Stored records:
==============================
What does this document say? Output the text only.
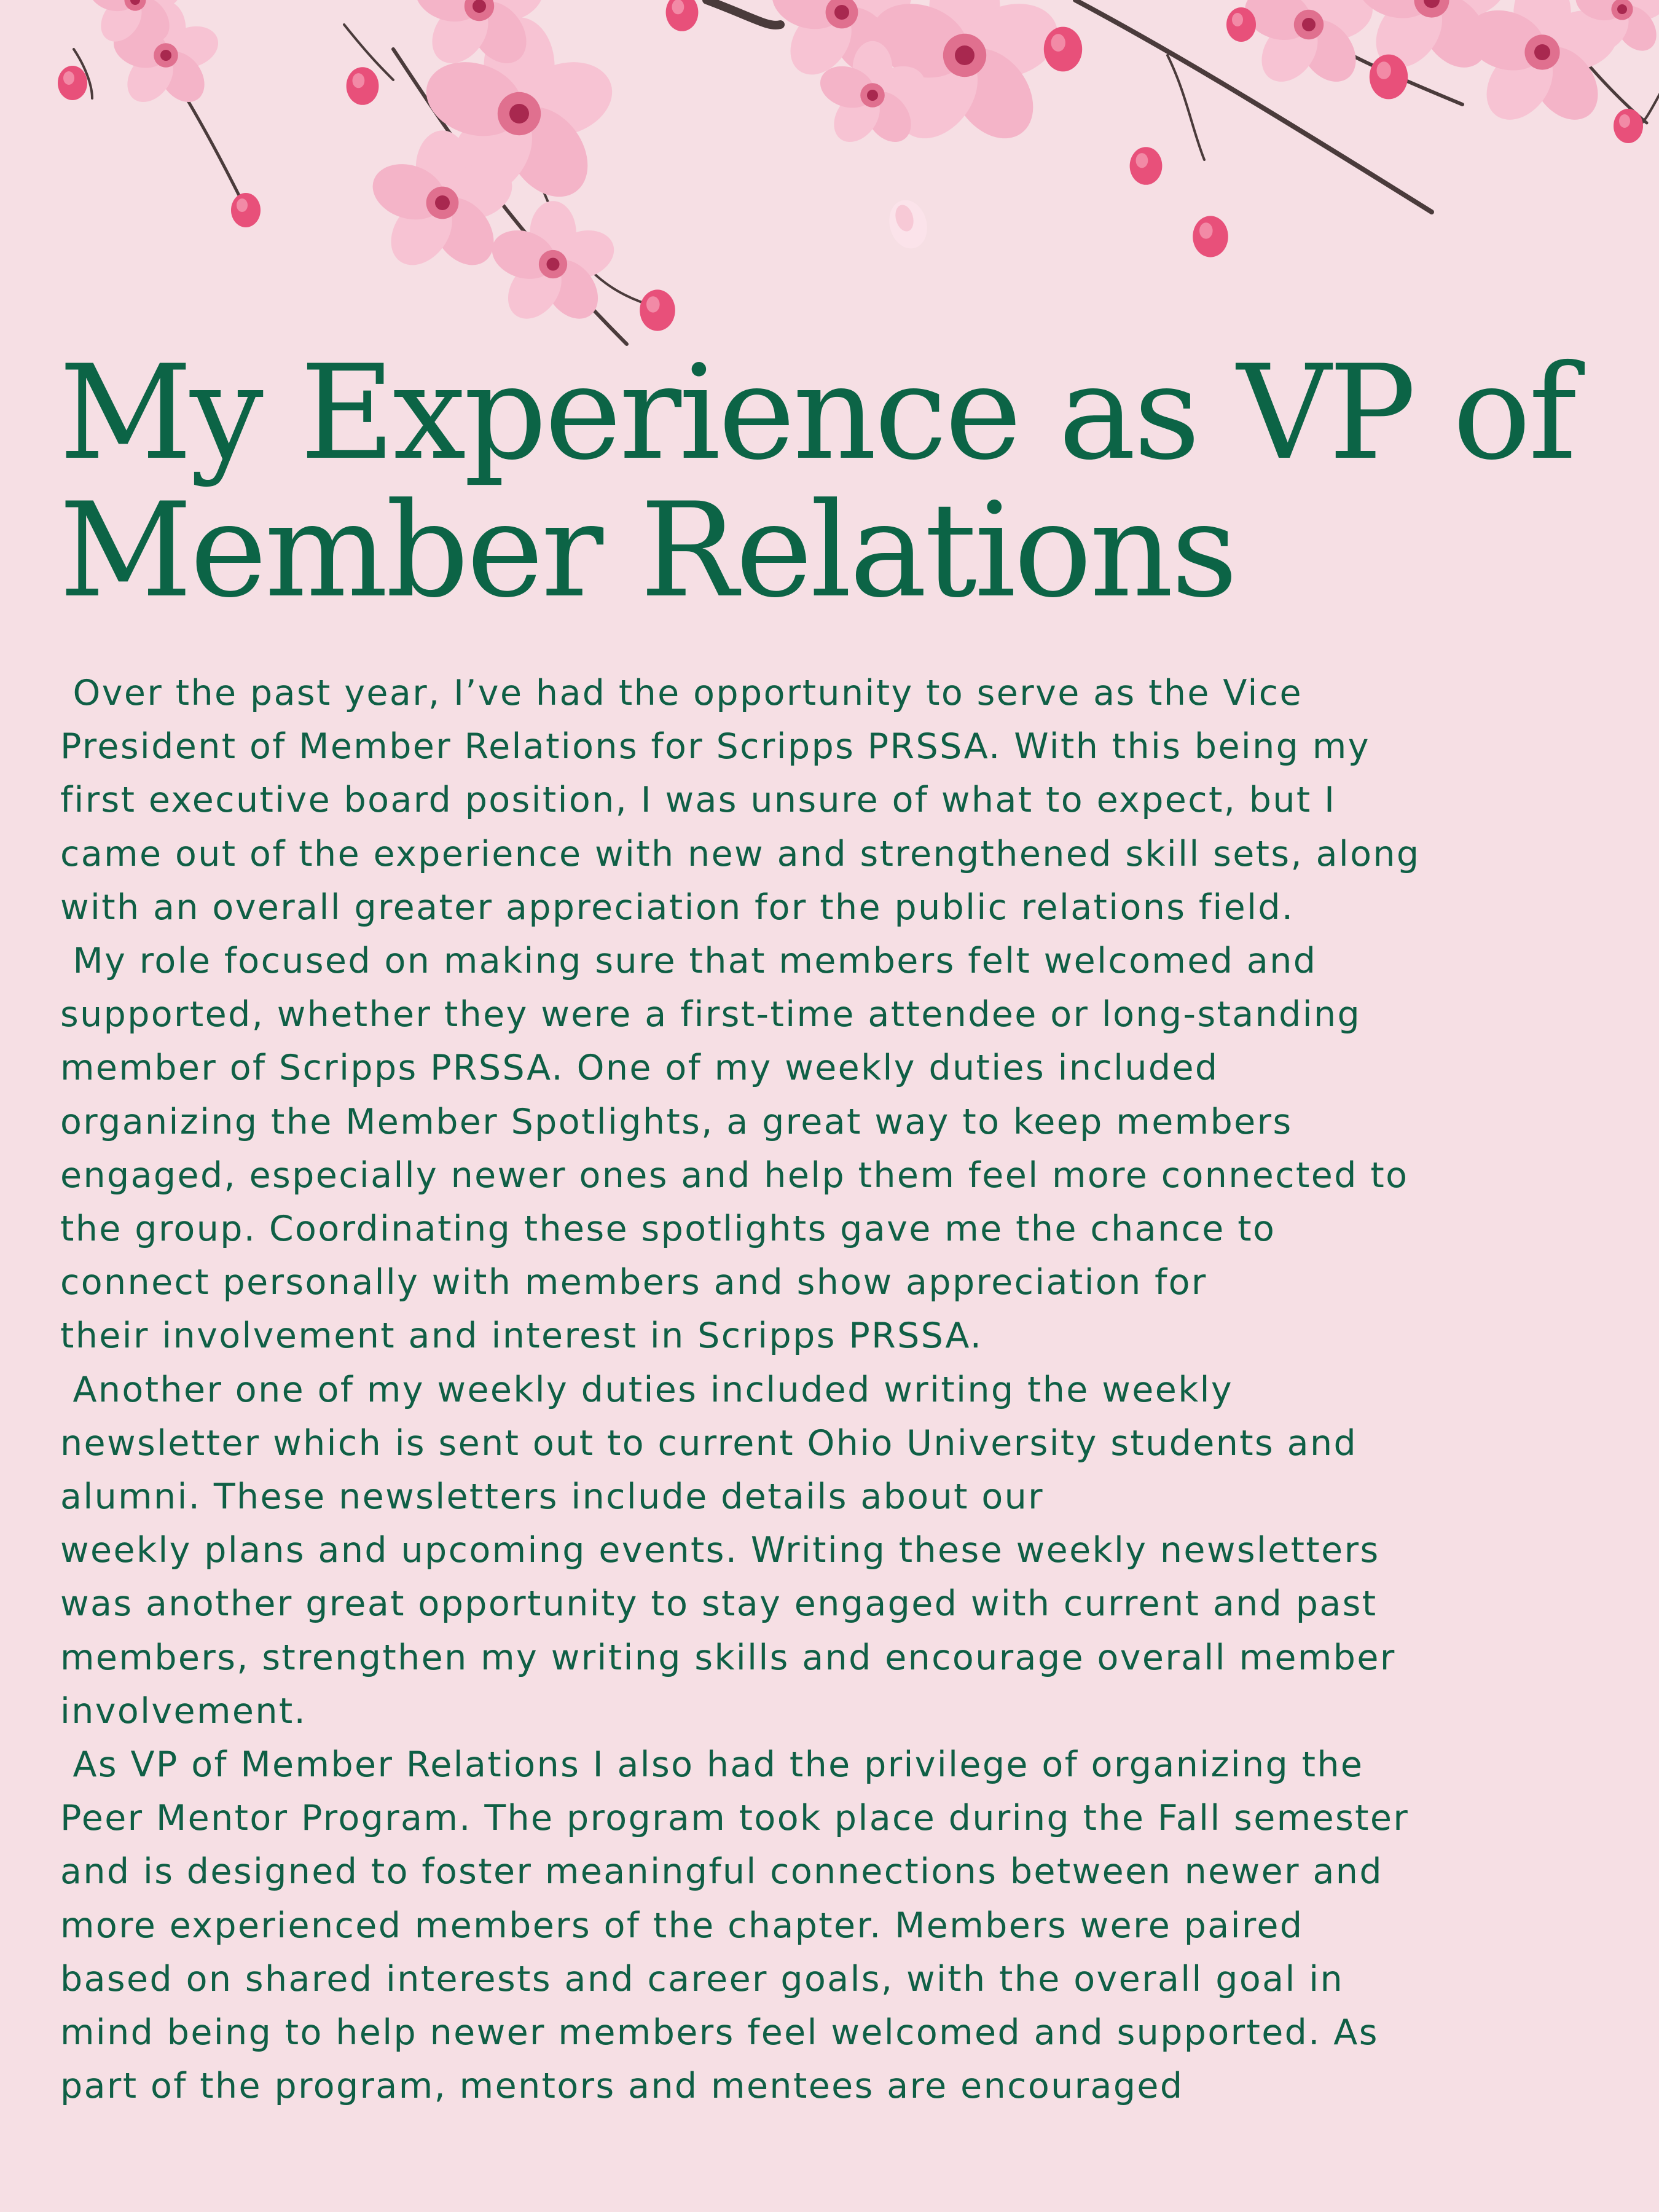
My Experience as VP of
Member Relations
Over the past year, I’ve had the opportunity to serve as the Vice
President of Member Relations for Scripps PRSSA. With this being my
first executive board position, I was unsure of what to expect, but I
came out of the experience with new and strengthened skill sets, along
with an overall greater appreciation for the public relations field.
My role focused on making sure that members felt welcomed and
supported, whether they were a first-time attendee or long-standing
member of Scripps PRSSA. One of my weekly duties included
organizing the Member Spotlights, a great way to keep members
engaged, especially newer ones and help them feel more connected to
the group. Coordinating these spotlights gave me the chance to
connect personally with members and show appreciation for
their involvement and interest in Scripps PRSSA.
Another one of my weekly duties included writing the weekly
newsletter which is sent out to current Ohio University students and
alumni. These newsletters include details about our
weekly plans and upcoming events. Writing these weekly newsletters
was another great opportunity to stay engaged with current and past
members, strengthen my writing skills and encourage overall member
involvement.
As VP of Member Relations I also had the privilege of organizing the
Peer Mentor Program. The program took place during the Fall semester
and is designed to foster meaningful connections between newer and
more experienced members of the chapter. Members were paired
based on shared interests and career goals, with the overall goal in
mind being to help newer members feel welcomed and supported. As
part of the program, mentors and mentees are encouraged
==============================
#### Task goal:
In the material above, find the lines that contain "overall" and show them.

#### Output:
with an overall greater appreciation for the public relations field.
members, strengthen my writing skills and encourage overall member
based on shared interests and career goals, with the overall goal in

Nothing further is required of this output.